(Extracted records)
------------
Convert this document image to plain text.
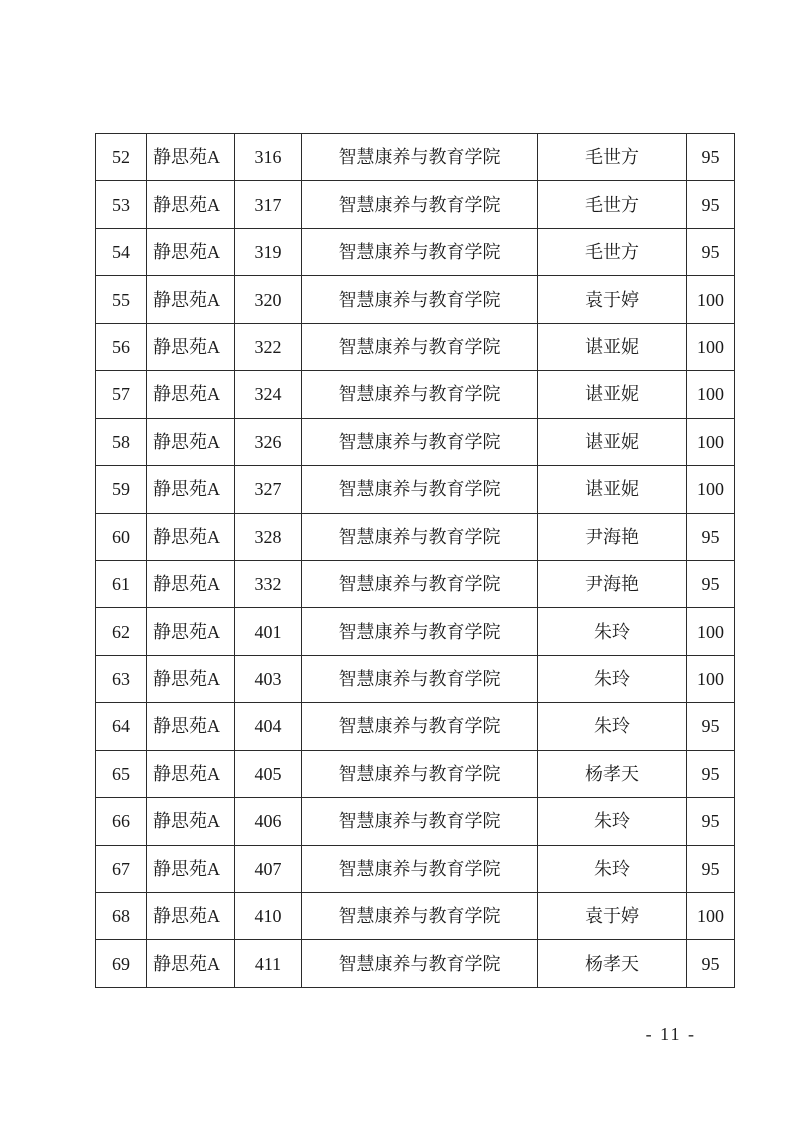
52	静思苑A	316	智慧康养与教育学院	毛世方	95
53	静思苑A	317	智慧康养与教育学院	毛世方	95
54	静思苑A	319	智慧康养与教育学院	毛世方	95
55	静思苑A	320	智慧康养与教育学院	袁于婷	100
56	静思苑A	322	智慧康养与教育学院	谌亚妮	100
57	静思苑A	324	智慧康养与教育学院	谌亚妮	100
58	静思苑A	326	智慧康养与教育学院	谌亚妮	100
59	静思苑A	327	智慧康养与教育学院	谌亚妮	100
60	静思苑A	328	智慧康养与教育学院	尹海艳	95
61	静思苑A	332	智慧康养与教育学院	尹海艳	95
62	静思苑A	401	智慧康养与教育学院	朱玲	100
63	静思苑A	403	智慧康养与教育学院	朱玲	100
64	静思苑A	404	智慧康养与教育学院	朱玲	95
65	静思苑A	405	智慧康养与教育学院	杨孝天	95
66	静思苑A	406	智慧康养与教育学院	朱玲	95
67	静思苑A	407	智慧康养与教育学院	朱玲	95
68	静思苑A	410	智慧康养与教育学院	袁于婷	100
69	静思苑A	411	智慧康养与教育学院	杨孝天	95
- 11 -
------------
Copy the whole of the material above exactly, but not its images.

Convert this document image to plain text.
52	静思苑A	316	智慧康养与教育学院	毛世方	95
53	静思苑A	317	智慧康养与教育学院	毛世方	95
54	静思苑A	319	智慧康养与教育学院	毛世方	95
55	静思苑A	320	智慧康养与教育学院	袁于婷	100
56	静思苑A	322	智慧康养与教育学院	谌亚妮	100
57	静思苑A	324	智慧康养与教育学院	谌亚妮	100
58	静思苑A	326	智慧康养与教育学院	谌亚妮	100
59	静思苑A	327	智慧康养与教育学院	谌亚妮	100
60	静思苑A	328	智慧康养与教育学院	尹海艳	95
61	静思苑A	332	智慧康养与教育学院	尹海艳	95
62	静思苑A	401	智慧康养与教育学院	朱玲	100
63	静思苑A	403	智慧康养与教育学院	朱玲	100
64	静思苑A	404	智慧康养与教育学院	朱玲	95
65	静思苑A	405	智慧康养与教育学院	杨孝天	95
66	静思苑A	406	智慧康养与教育学院	朱玲	95
67	静思苑A	407	智慧康养与教育学院	朱玲	95
68	静思苑A	410	智慧康养与教育学院	袁于婷	100
69	静思苑A	411	智慧康养与教育学院	杨孝天	95
- 11 -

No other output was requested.